** Begin Exercise inputs **

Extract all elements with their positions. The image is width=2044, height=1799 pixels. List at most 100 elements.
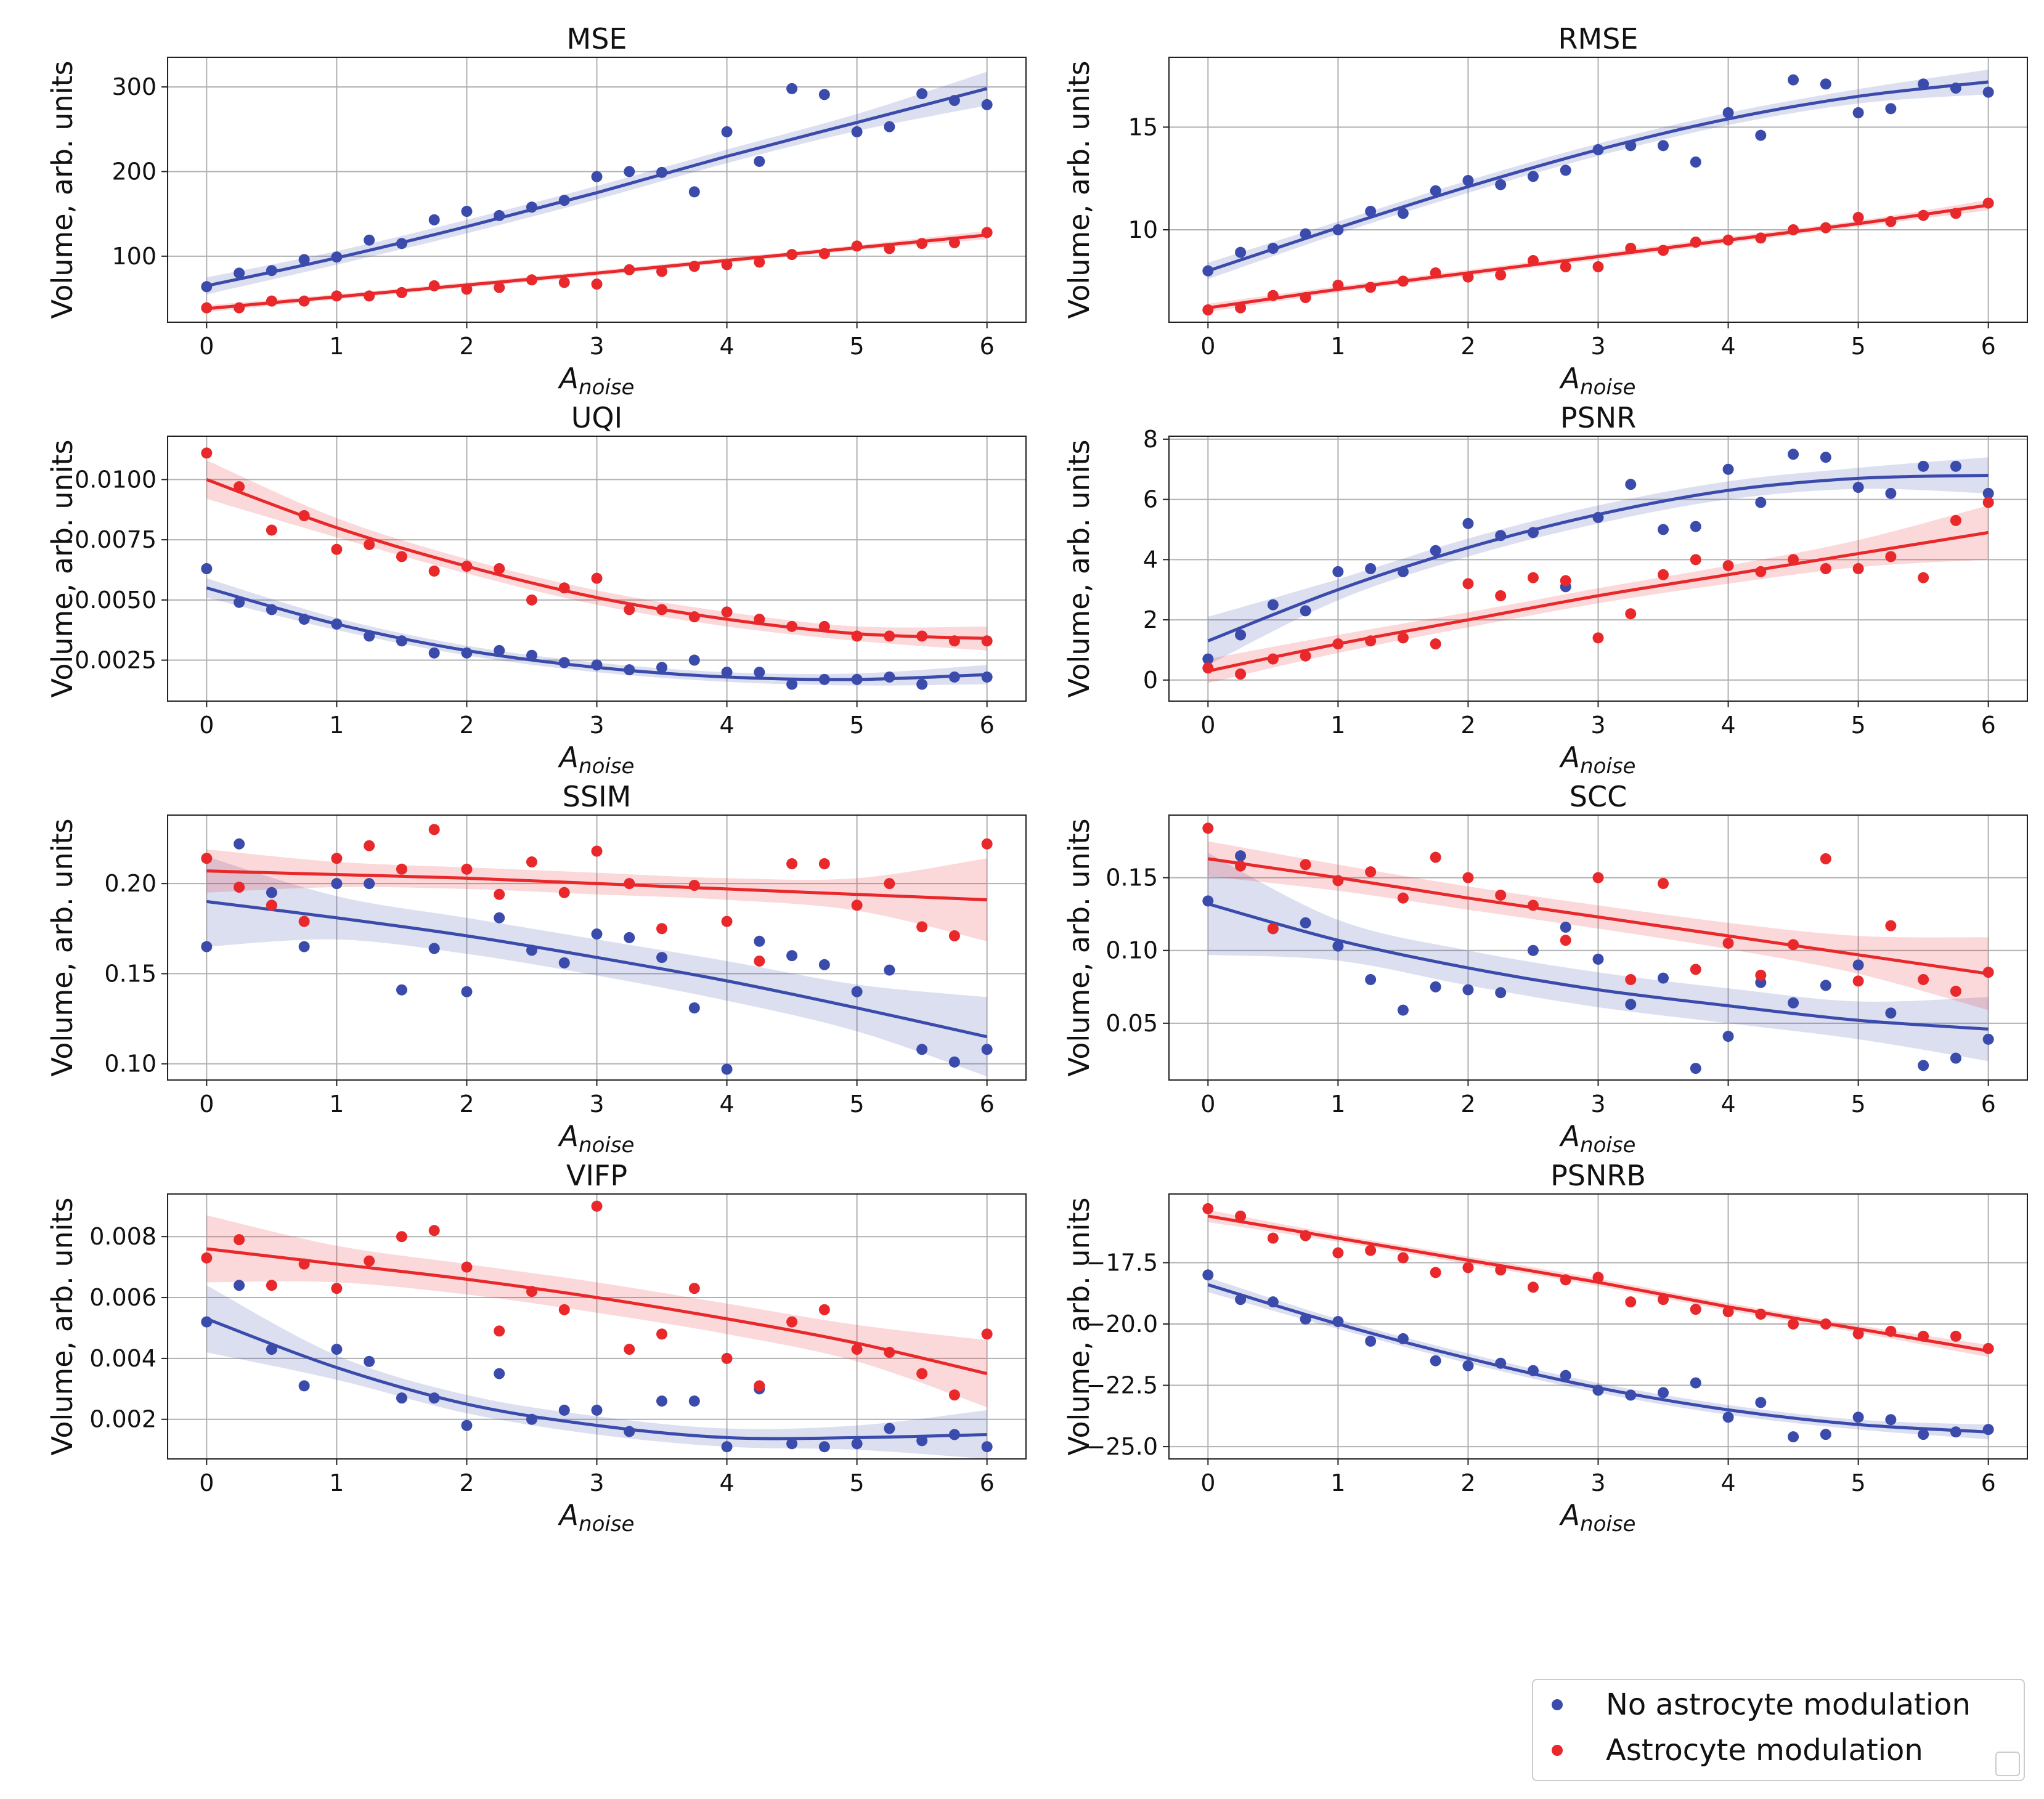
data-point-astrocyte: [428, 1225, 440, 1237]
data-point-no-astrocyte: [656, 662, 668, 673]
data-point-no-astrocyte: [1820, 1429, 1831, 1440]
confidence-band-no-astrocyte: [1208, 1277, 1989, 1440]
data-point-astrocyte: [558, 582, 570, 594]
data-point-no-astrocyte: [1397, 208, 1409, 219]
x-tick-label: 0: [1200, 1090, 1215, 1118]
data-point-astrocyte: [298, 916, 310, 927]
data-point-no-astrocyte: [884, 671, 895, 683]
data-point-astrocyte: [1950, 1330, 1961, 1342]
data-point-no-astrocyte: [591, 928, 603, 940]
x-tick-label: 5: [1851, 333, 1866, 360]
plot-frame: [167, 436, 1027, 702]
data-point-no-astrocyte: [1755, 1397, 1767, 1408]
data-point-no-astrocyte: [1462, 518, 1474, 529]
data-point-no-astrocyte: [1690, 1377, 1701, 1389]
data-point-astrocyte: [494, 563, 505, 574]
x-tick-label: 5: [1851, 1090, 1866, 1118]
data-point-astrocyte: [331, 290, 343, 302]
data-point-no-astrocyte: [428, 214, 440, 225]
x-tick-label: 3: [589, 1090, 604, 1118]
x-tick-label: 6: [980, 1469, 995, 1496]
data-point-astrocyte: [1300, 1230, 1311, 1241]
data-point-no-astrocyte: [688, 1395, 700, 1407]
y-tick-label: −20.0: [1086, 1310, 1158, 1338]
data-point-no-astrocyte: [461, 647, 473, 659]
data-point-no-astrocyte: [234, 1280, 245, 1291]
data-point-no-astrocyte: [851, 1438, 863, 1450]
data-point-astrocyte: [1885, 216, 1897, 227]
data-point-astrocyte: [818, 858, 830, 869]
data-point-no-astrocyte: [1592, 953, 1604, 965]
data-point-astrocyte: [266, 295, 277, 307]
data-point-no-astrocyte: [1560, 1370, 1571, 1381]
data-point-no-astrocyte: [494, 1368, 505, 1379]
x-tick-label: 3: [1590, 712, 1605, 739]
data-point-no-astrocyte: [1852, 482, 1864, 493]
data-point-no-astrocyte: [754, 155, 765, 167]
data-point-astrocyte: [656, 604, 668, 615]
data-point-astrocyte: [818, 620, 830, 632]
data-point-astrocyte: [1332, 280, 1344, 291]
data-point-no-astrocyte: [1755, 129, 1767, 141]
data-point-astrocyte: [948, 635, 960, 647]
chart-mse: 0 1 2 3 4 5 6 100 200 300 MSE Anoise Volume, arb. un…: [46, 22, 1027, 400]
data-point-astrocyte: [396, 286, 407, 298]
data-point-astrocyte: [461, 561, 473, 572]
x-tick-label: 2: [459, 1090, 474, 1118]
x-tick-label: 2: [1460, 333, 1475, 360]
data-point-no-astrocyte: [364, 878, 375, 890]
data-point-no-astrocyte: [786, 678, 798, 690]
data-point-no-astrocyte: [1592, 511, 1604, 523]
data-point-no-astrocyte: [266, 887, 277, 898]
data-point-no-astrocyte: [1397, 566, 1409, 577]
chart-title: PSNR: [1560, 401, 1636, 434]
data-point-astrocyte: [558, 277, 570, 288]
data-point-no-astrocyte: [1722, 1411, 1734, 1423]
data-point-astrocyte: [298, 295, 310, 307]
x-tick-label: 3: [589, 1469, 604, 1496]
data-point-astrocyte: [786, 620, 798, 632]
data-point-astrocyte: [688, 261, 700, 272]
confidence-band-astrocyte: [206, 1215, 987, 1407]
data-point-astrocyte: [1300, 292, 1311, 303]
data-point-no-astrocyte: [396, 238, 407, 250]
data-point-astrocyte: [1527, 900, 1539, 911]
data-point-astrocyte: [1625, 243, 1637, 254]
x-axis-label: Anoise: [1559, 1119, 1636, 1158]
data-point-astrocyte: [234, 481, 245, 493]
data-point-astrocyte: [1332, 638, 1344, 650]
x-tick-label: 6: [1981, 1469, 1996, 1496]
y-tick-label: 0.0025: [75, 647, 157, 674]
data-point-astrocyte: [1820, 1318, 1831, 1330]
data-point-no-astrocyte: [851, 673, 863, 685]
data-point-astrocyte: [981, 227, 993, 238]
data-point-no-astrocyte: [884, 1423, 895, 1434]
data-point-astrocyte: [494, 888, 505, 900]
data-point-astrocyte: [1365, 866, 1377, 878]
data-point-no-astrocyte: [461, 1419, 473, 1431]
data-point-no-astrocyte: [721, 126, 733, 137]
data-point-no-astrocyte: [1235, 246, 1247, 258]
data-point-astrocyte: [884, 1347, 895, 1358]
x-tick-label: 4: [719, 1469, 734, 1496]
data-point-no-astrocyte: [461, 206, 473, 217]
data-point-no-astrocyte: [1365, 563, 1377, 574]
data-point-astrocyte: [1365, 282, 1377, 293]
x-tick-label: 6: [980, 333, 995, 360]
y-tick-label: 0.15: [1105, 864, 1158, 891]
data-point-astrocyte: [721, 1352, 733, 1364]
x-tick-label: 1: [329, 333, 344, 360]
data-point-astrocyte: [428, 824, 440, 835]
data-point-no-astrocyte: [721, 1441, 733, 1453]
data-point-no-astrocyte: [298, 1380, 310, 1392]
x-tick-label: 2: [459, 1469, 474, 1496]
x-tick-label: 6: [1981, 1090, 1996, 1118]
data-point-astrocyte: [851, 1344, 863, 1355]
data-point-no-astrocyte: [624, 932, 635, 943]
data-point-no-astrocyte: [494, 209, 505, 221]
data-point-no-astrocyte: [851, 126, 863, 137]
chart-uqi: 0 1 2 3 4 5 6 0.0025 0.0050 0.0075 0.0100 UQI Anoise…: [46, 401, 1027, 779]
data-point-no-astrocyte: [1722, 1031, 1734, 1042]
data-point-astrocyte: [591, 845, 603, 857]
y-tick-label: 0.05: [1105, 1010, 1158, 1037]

** End Exercise inputs **

**Required work**
Could you return, word for word, the lines of the listing starting at the one containing "data-point-astrocyte: [428, 1225, 440, 1237]" and ending at the one containing "x-tick-label: 3: [589, 1090, 604, 1118]", with both of those lines included?

**Exercise output**
data-point-astrocyte: [428, 1225, 440, 1237]
data-point-no-astrocyte: [656, 662, 668, 673]
data-point-no-astrocyte: [1820, 1429, 1831, 1440]
confidence-band-no-astrocyte: [1208, 1277, 1989, 1440]
data-point-astrocyte: [558, 582, 570, 594]
data-point-no-astrocyte: [1397, 208, 1409, 219]
x-tick-label: 0: [1200, 1090, 1215, 1118]
data-point-astrocyte: [298, 916, 310, 927]
data-point-no-astrocyte: [884, 671, 895, 683]
data-point-astrocyte: [1950, 1330, 1961, 1342]
data-point-no-astrocyte: [591, 928, 603, 940]
x-tick-label: 5: [1851, 333, 1866, 360]
plot-frame: [167, 436, 1027, 702]
data-point-no-astrocyte: [1755, 1397, 1767, 1408]
data-point-no-astrocyte: [1462, 518, 1474, 529]
data-point-no-astrocyte: [1690, 1377, 1701, 1389]
data-point-astrocyte: [494, 563, 505, 574]
x-tick-label: 5: [1851, 1090, 1866, 1118]
data-point-astrocyte: [331, 290, 343, 302]
data-point-no-astrocyte: [428, 214, 440, 225]
x-tick-label: 3: [589, 1090, 604, 1118]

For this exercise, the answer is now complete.